**What you are asked to do**
Copy out each line that mentions the word "geometrik".

-- Start of Supplied records --

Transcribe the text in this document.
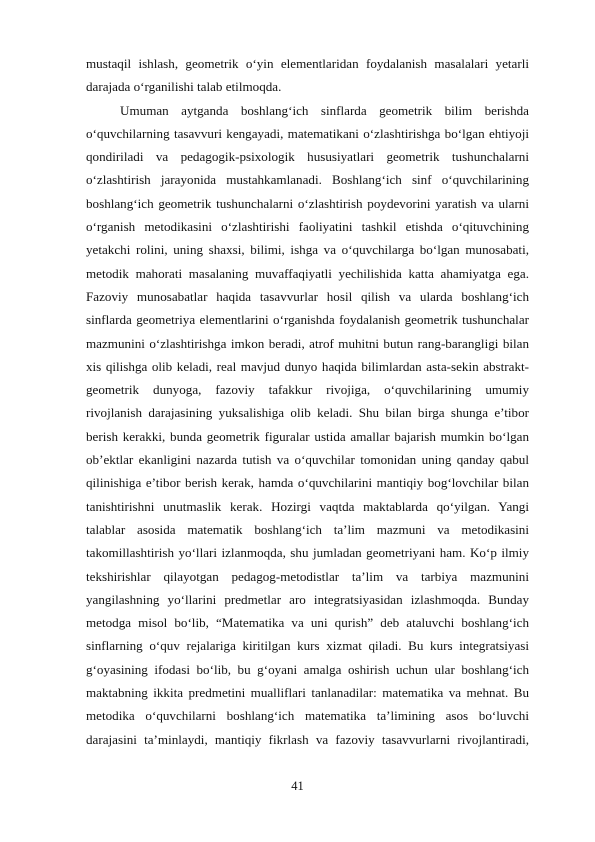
mustaqil ishlash, geometrik o‘yin elementlaridan foydalanish masalalari yetarli
darajada o‘rganilishi talab etilmoqda.
Umuman aytganda boshlang‘ich sinflarda geometrik bilim berishda
o‘quvchilarning tasavvuri kengayadi, matematikani o‘zlashtirishga bo‘lgan ehtiyoji
qondiriladi va pedagogik-psixologik hususiyatlari geometrik tushunchalarni
o‘zlashtirish jarayonida mustahkamlanadi. Boshlang‘ich sinf o‘quvchilarining
boshlang‘ich geometrik tushunchalarni o‘zlashtirish poydevorini yaratish va ularni
o‘rganish metodikasini o‘zlashtirishi faoliyatini tashkil etishda o‘qituvchining
yetakchi rolini, uning shaxsi, bilimi, ishga va o‘quvchilarga bo‘lgan munosabati,
metodik mahorati masalaning muvaffaqiyatli yechilishida katta ahamiyatga ega.
Fazoviy munosabatlar haqida tasavvurlar hosil qilish va ularda boshlang‘ich
sinflarda geometriya elementlarini o‘rganishda foydalanish geometrik tushunchalar
mazmunini o‘zlashtirishga imkon beradi, atrof muhitni butun rang-barangligi bilan
xis qilishga olib keladi, real mavjud dunyo haqida bilimlardan asta-sekin abstrakt-
geometrik dunyoga, fazoviy tafakkur rivojiga, o‘quvchilarining umumiy
rivojlanish darajasining yuksalishiga olib keladi. Shu bilan birga shunga e’tibor
berish kerakki, bunda geometrik figuralar ustida amallar bajarish mumkin bo‘lgan
ob’ektlar ekanligini nazarda tutish va o‘quvchilar tomonidan uning qanday qabul
qilinishiga e’tibor berish kerak, hamda o‘quvchilarini mantiqiy bog‘lovchilar bilan
tanishtirishni unutmaslik kerak. Hozirgi vaqtda maktablarda qo‘yilgan. Yangi
talablar asosida matematik boshlang‘ich ta’lim mazmuni va metodikasini
takomillashtirish yo‘llari izlanmoqda, shu jumladan geometriyani ham. Ko‘p ilmiy
tekshirishlar qilayotgan pedagog-metodistlar ta’lim va tarbiya mazmunini
yangilashning yo‘llarini predmetlar aro integratsiyasidan izlashmoqda. Bunday
metodga misol bo‘lib, “Matematika va uni qurish” deb ataluvchi boshlang‘ich
sinflarning o‘quv rejalariga kiritilgan kurs xizmat qiladi. Bu kurs integratsiyasi
g‘oyasining ifodasi bo‘lib, bu g‘oyani amalga oshirish uchun ular boshlang‘ich
maktabning ikkita predmetini mualliflari tanlanadilar: matematika va mehnat. Bu
metodika o‘quvchilarni boshlang‘ich matematika ta’limining asos bo‘luvchi
darajasini ta’minlaydi, mantiqiy fikrlash va fazoviy tasavvurlarni rivojlantiradi,
41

-- End of Supplied records --

**Expected answer**
mustaqil ishlash, geometrik o‘yin elementlaridan foydalanish masalalari yetarli
Umuman aytganda boshlang‘ich sinflarda geometrik bilim berishda
qondiriladi va pedagogik-psixologik hususiyatlari geometrik tushunchalarni
boshlang‘ich geometrik tushunchalarni o‘zlashtirish poydevorini yaratish va ularni
sinflarda geometriya elementlarini o‘rganishda foydalanish geometrik tushunchalar
geometrik dunyoga, fazoviy tafakkur rivojiga, o‘quvchilarining umumiy
berish kerakki, bunda geometrik figuralar ustida amallar bajarish mumkin bo‘lgan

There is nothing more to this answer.